■ **Stated problem**
Return the listing below word for word.
=-=-=
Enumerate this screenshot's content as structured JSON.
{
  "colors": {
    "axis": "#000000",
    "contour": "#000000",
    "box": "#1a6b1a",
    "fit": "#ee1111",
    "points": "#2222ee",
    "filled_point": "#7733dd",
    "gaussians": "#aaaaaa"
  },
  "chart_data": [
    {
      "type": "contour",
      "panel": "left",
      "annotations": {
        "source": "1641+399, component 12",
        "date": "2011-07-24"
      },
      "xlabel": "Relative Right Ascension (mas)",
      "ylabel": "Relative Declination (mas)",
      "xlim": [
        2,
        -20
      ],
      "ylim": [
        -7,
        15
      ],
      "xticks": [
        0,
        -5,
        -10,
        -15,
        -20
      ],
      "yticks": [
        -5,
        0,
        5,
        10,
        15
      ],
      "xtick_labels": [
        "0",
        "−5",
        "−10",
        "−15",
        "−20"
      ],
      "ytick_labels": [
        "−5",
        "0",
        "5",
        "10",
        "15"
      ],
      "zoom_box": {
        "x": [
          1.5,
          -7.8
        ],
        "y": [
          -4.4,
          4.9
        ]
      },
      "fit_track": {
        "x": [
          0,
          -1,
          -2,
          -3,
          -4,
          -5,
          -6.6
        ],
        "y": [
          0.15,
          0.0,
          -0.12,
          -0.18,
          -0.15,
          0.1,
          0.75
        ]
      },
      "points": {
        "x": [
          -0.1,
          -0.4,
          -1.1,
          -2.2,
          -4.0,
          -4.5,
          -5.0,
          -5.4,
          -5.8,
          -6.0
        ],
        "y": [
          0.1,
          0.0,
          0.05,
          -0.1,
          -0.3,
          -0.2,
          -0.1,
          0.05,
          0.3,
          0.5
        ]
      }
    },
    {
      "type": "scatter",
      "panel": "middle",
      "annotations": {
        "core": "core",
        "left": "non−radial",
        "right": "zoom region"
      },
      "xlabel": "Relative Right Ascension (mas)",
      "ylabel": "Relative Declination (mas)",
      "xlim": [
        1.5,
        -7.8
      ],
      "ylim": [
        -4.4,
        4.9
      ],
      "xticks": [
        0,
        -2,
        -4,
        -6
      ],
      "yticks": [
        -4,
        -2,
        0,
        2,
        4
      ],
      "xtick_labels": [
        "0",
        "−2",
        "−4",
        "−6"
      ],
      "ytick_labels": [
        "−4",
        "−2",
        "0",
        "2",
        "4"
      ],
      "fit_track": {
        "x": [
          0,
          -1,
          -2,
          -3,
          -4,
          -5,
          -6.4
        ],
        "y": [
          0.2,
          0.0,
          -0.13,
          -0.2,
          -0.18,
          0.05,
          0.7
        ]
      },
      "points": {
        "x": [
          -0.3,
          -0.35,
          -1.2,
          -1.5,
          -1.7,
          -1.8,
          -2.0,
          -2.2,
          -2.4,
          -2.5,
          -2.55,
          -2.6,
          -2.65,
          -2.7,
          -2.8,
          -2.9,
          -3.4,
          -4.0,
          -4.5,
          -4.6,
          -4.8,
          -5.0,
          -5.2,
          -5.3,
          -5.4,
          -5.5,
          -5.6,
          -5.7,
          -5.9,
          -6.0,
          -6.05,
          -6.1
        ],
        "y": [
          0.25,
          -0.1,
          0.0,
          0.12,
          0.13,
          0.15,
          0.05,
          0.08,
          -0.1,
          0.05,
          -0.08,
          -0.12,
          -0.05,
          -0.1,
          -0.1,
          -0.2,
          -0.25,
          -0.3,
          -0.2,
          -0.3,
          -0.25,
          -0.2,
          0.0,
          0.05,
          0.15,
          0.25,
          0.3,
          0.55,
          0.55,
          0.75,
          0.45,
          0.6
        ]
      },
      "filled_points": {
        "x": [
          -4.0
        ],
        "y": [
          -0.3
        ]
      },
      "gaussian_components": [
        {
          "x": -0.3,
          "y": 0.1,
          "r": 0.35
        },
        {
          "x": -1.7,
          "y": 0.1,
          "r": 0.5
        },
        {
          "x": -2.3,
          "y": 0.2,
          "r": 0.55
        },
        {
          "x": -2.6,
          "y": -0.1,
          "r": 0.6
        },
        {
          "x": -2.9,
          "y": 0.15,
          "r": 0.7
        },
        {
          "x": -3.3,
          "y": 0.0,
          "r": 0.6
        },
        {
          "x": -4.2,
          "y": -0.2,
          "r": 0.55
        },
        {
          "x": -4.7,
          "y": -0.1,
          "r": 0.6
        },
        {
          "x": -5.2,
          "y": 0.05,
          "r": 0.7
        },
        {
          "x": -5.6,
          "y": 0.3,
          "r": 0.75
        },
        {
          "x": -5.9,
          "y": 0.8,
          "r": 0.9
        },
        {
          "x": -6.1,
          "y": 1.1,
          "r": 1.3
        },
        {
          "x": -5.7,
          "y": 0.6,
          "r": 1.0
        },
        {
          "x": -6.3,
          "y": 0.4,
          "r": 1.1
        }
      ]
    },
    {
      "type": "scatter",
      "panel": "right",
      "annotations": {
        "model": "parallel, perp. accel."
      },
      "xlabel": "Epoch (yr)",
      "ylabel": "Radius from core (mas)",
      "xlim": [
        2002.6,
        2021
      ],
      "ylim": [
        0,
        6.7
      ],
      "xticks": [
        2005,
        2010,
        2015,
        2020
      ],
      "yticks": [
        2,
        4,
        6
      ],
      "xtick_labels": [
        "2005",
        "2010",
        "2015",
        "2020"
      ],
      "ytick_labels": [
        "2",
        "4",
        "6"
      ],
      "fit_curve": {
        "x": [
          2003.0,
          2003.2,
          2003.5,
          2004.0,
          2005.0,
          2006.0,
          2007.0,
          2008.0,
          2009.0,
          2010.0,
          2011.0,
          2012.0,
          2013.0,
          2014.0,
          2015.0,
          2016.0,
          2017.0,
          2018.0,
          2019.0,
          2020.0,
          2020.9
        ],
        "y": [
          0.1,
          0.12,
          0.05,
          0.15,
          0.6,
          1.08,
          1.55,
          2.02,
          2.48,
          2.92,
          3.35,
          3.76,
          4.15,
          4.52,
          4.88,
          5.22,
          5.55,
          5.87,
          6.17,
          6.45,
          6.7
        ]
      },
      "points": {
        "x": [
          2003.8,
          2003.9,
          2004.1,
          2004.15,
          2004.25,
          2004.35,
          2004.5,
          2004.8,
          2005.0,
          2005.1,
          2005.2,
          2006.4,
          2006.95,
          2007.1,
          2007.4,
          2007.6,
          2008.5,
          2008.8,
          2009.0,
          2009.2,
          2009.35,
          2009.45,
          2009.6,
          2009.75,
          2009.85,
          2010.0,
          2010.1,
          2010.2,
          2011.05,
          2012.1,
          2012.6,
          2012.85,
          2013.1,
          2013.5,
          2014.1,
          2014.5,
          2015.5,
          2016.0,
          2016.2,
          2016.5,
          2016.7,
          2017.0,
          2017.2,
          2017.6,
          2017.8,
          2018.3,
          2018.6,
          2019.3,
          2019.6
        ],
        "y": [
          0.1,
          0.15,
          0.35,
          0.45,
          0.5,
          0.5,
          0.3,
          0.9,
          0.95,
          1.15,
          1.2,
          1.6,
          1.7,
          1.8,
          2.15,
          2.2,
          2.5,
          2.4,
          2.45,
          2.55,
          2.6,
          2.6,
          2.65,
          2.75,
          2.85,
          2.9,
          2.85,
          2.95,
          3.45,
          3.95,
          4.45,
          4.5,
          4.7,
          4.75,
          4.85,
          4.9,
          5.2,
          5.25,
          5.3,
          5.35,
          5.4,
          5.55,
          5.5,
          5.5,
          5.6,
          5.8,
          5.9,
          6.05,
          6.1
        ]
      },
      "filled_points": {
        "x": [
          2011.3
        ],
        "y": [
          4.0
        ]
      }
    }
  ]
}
=-=-=
■ **Output of the exercise**
Enumerate this screenshot's content as structured JSON.
{
  "colors": {
    "axis": "#000000",
    "contour": "#000000",
    "box": "#1a6b1a",
    "fit": "#ee1111",
    "points": "#2222ee",
    "filled_point": "#7733dd",
    "gaussians": "#aaaaaa"
  },
  "chart_data": [
    {
      "type": "contour",
      "panel": "left",
      "annotations": {
        "source": "1641+399, component 12",
        "date": "2011-07-24"
      },
      "xlabel": "Relative Right Ascension (mas)",
      "ylabel": "Relative Declination (mas)",
      "xlim": [
        2,
        -20
      ],
      "ylim": [
        -7,
        15
      ],
      "xticks": [
        0,
        -5,
        -10,
        -15,
        -20
      ],
      "yticks": [
        -5,
        0,
        5,
        10,
        15
      ],
      "xtick_labels": [
        "0",
        "−5",
        "−10",
        "−15",
        "−20"
      ],
      "ytick_labels": [
        "−5",
        "0",
        "5",
        "10",
        "15"
      ],
      "zoom_box": {
        "x": [
          1.5,
          -7.8
        ],
        "y": [
          -4.4,
          4.9
        ]
      },
      "fit_track": {
        "x": [
          0,
          -1,
          -2,
          -3,
          -4,
          -5,
          -6.6
        ],
        "y": [
          0.15,
          0.0,
          -0.12,
          -0.18,
          -0.15,
          0.1,
          0.75
        ]
      },
      "points": {
        "x": [
          -0.1,
          -0.4,
          -1.1,
          -2.2,
          -4.0,
          -4.5,
          -5.0,
          -5.4,
          -5.8,
          -6.0
        ],
        "y": [
          0.1,
          0.0,
          0.05,
          -0.1,
          -0.3,
          -0.2,
          -0.1,
          0.05,
          0.3,
          0.5
        ]
      }
    },
    {
      "type": "scatter",
      "panel": "middle",
      "annotations": {
        "core": "core",
        "left": "non−radial",
        "right": "zoom region"
      },
      "xlabel": "Relative Right Ascension (mas)",
      "ylabel": "Relative Declination (mas)",
      "xlim": [
        1.5,
        -7.8
      ],
      "ylim": [
        -4.4,
        4.9
      ],
      "xticks": [
        0,
        -2,
        -4,
        -6
      ],
      "yticks": [
        -4,
        -2,
        0,
        2,
        4
      ],
      "xtick_labels": [
        "0",
        "−2",
        "−4",
        "−6"
      ],
      "ytick_labels": [
        "−4",
        "−2",
        "0",
        "2",
        "4"
      ],
      "fit_track": {
        "x": [
          0,
          -1,
          -2,
          -3,
          -4,
          -5,
          -6.4
        ],
        "y": [
          0.2,
          0.0,
          -0.13,
          -0.2,
          -0.18,
          0.05,
          0.7
        ]
      },
      "points": {
        "x": [
          -0.3,
          -0.35,
          -1.2,
          -1.5,
          -1.7,
          -1.8,
          -2.0,
          -2.2,
          -2.4,
          -2.5,
          -2.55,
          -2.6,
          -2.65,
          -2.7,
          -2.8,
          -2.9,
          -3.4,
          -4.0,
          -4.5,
          -4.6,
          -4.8,
          -5.0,
          -5.2,
          -5.3,
          -5.4,
          -5.5,
          -5.6,
          -5.7,
          -5.9,
          -6.0,
          -6.05,
          -6.1
        ],
        "y": [
          0.25,
          -0.1,
          0.0,
          0.12,
          0.13,
          0.15,
          0.05,
          0.08,
          -0.1,
          0.05,
          -0.08,
          -0.12,
          -0.05,
          -0.1,
          -0.1,
          -0.2,
          -0.25,
          -0.3,
          -0.2,
          -0.3,
          -0.25,
          -0.2,
          0.0,
          0.05,
          0.15,
          0.25,
          0.3,
          0.55,
          0.55,
          0.75,
          0.45,
          0.6
        ]
      },
      "filled_points": {
        "x": [
          -4.0
        ],
        "y": [
          -0.3
        ]
      },
      "gaussian_components": [
        {
          "x": -0.3,
          "y": 0.1,
          "r": 0.35
        },
        {
          "x": -1.7,
          "y": 0.1,
          "r": 0.5
        },
        {
          "x": -2.3,
          "y": 0.2,
          "r": 0.55
        },
        {
          "x": -2.6,
          "y": -0.1,
          "r": 0.6
        },
        {
          "x": -2.9,
          "y": 0.15,
          "r": 0.7
        },
        {
          "x": -3.3,
          "y": 0.0,
          "r": 0.6
        },
        {
          "x": -4.2,
          "y": -0.2,
          "r": 0.55
        },
        {
          "x": -4.7,
          "y": -0.1,
          "r": 0.6
        },
        {
          "x": -5.2,
          "y": 0.05,
          "r": 0.7
        },
        {
          "x": -5.6,
          "y": 0.3,
          "r": 0.75
        },
        {
          "x": -5.9,
          "y": 0.8,
          "r": 0.9
        },
        {
          "x": -6.1,
          "y": 1.1,
          "r": 1.3
        },
        {
          "x": -5.7,
          "y": 0.6,
          "r": 1.0
        },
        {
          "x": -6.3,
          "y": 0.4,
          "r": 1.1
        }
      ]
    },
    {
      "type": "scatter",
      "panel": "right",
      "annotations": {
        "model": "parallel, perp. accel."
      },
      "xlabel": "Epoch (yr)",
      "ylabel": "Radius from core (mas)",
      "xlim": [
        2002.6,
        2021
      ],
      "ylim": [
        0,
        6.7
      ],
      "xticks": [
        2005,
        2010,
        2015,
        2020
      ],
      "yticks": [
        2,
        4,
        6
      ],
      "xtick_labels": [
        "2005",
        "2010",
        "2015",
        "2020"
      ],
      "ytick_labels": [
        "2",
        "4",
        "6"
      ],
      "fit_curve": {
        "x": [
          2003.0,
          2003.2,
          2003.5,
          2004.0,
          2005.0,
          2006.0,
          2007.0,
          2008.0,
          2009.0,
          2010.0,
          2011.0,
          2012.0,
          2013.0,
          2014.0,
          2015.0,
          2016.0,
          2017.0,
          2018.0,
          2019.0,
          2020.0,
          2020.9
        ],
        "y": [
          0.1,
          0.12,
          0.05,
          0.15,
          0.6,
          1.08,
          1.55,
          2.02,
          2.48,
          2.92,
          3.35,
          3.76,
          4.15,
          4.52,
          4.88,
          5.22,
          5.55,
          5.87,
          6.17,
          6.45,
          6.7
        ]
      },
      "points": {
        "x": [
          2003.8,
          2003.9,
          2004.1,
          2004.15,
          2004.25,
          2004.35,
          2004.5,
          2004.8,
          2005.0,
          2005.1,
          2005.2,
          2006.4,
          2006.95,
          2007.1,
          2007.4,
          2007.6,
          2008.5,
          2008.8,
          2009.0,
          2009.2,
          2009.35,
          2009.45,
          2009.6,
          2009.75,
          2009.85,
          2010.0,
          2010.1,
          2010.2,
          2011.05,
          2012.1,
          2012.6,
          2012.85,
          2013.1,
          2013.5,
          2014.1,
          2014.5,
          2015.5,
          2016.0,
          2016.2,
          2016.5,
          2016.7,
          2017.0,
          2017.2,
          2017.6,
          2017.8,
          2018.3,
          2018.6,
          2019.3,
          2019.6
        ],
        "y": [
          0.1,
          0.15,
          0.35,
          0.45,
          0.5,
          0.5,
          0.3,
          0.9,
          0.95,
          1.15,
          1.2,
          1.6,
          1.7,
          1.8,
          2.15,
          2.2,
          2.5,
          2.4,
          2.45,
          2.55,
          2.6,
          2.6,
          2.65,
          2.75,
          2.85,
          2.9,
          2.85,
          2.95,
          3.45,
          3.95,
          4.45,
          4.5,
          4.7,
          4.75,
          4.85,
          4.9,
          5.2,
          5.25,
          5.3,
          5.35,
          5.4,
          5.55,
          5.5,
          5.5,
          5.6,
          5.8,
          5.9,
          6.05,
          6.1
        ]
      },
      "filled_points": {
        "x": [
          2011.3
        ],
        "y": [
          4.0
        ]
      }
    }
  ]
}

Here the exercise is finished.